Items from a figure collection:
▶

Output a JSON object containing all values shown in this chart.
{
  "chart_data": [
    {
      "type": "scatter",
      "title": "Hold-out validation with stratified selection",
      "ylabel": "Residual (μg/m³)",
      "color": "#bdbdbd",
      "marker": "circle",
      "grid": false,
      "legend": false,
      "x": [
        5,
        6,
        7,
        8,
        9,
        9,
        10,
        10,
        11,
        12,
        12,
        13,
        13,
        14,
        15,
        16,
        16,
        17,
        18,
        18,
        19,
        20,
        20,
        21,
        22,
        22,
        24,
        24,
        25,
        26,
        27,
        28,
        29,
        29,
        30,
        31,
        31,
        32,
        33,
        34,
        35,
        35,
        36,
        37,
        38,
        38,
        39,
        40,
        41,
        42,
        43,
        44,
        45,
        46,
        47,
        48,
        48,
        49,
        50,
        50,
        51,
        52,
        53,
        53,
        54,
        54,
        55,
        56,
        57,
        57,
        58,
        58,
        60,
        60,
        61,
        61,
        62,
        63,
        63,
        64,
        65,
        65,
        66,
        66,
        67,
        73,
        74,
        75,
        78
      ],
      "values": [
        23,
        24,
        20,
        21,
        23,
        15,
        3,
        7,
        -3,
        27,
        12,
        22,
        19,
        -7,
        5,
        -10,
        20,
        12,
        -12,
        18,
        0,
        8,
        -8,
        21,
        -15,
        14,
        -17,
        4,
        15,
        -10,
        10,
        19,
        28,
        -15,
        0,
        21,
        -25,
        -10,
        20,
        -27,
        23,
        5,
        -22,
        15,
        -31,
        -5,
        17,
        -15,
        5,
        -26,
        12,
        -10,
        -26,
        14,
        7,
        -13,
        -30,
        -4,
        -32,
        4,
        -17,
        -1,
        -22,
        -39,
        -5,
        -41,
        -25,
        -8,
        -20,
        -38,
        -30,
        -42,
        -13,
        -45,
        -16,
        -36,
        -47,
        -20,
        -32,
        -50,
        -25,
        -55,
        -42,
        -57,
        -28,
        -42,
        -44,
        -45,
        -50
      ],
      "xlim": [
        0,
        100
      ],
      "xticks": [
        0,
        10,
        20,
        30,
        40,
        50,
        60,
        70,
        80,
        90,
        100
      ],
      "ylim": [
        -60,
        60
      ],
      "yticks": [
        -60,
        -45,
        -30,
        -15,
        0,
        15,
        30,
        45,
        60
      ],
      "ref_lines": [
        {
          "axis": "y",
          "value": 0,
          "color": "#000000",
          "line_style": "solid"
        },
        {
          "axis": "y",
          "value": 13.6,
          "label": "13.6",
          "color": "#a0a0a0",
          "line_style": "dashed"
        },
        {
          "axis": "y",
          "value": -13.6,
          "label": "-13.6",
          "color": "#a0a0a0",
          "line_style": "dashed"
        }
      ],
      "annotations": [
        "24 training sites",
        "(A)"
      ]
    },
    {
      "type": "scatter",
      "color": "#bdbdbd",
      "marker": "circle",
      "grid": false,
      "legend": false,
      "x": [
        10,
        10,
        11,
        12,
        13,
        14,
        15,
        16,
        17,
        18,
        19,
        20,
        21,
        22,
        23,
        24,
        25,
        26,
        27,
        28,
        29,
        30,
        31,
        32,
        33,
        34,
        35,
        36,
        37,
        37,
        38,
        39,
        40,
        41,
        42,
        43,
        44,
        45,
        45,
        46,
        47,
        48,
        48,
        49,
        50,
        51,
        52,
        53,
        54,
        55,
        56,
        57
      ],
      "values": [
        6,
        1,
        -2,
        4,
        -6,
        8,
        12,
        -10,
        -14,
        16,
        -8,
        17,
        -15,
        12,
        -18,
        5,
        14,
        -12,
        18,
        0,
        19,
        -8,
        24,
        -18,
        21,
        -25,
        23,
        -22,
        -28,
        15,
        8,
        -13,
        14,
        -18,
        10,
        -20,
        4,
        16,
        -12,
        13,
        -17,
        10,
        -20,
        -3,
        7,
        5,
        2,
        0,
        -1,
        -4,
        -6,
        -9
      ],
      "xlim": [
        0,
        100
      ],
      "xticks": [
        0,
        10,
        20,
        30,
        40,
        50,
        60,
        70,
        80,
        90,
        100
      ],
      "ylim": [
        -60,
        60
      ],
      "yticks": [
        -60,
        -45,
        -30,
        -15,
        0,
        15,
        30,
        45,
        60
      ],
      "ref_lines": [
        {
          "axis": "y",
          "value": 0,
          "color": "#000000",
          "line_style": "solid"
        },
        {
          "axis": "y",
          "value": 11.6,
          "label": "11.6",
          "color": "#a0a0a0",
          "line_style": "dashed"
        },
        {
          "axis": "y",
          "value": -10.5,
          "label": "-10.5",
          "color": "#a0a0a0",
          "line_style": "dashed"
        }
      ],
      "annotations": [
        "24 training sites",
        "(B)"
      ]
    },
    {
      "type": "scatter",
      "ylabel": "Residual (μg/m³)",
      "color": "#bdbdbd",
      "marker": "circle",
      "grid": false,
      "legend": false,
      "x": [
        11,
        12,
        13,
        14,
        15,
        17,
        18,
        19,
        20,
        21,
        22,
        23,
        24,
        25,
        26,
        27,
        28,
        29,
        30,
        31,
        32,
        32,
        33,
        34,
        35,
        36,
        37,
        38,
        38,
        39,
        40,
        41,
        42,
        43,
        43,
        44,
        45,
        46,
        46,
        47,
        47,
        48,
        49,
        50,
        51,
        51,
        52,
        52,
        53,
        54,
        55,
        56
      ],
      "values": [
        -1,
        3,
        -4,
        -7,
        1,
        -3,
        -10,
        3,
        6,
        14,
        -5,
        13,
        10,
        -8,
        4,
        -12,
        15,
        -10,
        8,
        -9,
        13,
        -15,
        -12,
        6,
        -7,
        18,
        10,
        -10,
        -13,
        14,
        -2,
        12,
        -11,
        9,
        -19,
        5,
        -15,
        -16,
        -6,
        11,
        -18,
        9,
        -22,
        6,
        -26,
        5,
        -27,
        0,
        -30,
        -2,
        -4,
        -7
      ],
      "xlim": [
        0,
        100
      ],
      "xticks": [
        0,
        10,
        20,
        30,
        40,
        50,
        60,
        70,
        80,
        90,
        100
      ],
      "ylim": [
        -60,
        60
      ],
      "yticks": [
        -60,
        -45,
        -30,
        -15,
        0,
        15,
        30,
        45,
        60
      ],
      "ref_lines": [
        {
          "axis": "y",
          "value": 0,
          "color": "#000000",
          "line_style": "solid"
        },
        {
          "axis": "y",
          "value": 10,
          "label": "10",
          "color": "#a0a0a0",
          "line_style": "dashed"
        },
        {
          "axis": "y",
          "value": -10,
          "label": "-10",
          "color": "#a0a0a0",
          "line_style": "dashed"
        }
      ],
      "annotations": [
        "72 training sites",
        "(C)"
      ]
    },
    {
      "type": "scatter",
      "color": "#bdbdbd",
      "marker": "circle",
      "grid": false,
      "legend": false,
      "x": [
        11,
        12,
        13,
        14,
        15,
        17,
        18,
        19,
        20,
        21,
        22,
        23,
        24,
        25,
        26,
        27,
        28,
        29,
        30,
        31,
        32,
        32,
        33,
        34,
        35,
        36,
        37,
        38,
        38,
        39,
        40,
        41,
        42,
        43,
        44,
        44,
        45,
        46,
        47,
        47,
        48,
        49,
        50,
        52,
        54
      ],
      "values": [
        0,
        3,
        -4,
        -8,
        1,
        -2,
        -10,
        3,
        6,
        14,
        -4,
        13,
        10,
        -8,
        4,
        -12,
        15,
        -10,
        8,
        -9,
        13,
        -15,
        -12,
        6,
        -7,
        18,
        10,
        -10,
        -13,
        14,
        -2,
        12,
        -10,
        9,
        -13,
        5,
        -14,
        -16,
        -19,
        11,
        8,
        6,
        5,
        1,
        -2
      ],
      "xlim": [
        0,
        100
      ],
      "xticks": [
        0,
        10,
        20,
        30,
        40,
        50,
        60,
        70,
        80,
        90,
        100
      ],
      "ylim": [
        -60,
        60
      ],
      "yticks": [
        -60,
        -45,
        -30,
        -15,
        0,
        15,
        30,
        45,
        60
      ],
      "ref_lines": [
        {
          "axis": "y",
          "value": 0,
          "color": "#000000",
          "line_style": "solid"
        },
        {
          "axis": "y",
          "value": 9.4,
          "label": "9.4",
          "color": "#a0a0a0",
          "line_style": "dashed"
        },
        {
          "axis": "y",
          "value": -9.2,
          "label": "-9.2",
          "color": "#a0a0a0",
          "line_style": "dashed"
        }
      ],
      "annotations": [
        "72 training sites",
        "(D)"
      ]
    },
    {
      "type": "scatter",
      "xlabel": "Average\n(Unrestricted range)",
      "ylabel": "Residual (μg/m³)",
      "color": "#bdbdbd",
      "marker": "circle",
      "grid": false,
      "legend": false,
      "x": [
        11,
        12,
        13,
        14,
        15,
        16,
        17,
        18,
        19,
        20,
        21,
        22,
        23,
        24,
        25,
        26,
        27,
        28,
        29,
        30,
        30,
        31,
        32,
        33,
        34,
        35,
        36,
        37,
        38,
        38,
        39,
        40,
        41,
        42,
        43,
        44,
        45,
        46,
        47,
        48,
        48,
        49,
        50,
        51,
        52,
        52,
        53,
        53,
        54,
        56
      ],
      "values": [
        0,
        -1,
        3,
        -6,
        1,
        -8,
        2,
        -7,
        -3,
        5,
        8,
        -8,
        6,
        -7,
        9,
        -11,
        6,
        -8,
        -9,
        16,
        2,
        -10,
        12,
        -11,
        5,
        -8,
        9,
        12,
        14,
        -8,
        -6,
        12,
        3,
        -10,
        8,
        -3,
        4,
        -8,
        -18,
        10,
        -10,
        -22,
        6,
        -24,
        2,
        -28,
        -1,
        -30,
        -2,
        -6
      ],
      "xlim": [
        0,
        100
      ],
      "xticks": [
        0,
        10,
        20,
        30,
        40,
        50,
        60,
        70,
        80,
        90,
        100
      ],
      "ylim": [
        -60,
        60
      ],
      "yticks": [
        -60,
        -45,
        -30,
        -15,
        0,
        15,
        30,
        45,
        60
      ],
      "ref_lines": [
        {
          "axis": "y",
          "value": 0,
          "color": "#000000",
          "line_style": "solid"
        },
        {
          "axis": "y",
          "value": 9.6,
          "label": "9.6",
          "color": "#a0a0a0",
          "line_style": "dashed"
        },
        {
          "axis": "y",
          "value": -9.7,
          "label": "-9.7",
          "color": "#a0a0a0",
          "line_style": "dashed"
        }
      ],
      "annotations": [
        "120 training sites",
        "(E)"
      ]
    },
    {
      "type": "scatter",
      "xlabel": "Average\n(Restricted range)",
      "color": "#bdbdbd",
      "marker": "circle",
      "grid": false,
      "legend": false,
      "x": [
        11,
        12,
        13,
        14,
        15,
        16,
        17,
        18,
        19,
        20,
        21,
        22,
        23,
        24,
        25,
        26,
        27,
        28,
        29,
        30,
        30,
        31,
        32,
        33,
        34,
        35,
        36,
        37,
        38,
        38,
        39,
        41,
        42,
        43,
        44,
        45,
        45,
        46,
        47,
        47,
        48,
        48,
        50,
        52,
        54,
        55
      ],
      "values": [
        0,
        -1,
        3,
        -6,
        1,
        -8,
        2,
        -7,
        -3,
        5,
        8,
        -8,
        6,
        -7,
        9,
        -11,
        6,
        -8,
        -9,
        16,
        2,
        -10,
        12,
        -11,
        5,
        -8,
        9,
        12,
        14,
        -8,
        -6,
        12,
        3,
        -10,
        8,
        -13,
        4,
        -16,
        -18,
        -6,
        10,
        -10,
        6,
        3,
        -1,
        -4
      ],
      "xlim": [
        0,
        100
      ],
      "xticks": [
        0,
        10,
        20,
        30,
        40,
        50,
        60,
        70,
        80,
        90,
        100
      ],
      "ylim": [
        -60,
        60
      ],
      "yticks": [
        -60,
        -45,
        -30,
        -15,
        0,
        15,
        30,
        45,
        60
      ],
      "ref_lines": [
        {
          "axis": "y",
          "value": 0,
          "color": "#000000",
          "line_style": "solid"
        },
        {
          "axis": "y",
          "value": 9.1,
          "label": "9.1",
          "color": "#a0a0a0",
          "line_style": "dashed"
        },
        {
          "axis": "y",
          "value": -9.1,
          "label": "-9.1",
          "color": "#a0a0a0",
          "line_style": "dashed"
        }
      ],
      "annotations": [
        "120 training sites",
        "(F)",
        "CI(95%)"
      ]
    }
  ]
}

◀

● **What this task involves**
Give only the count of lines in this material that contain the string "xlabel".

● **Written answer**
2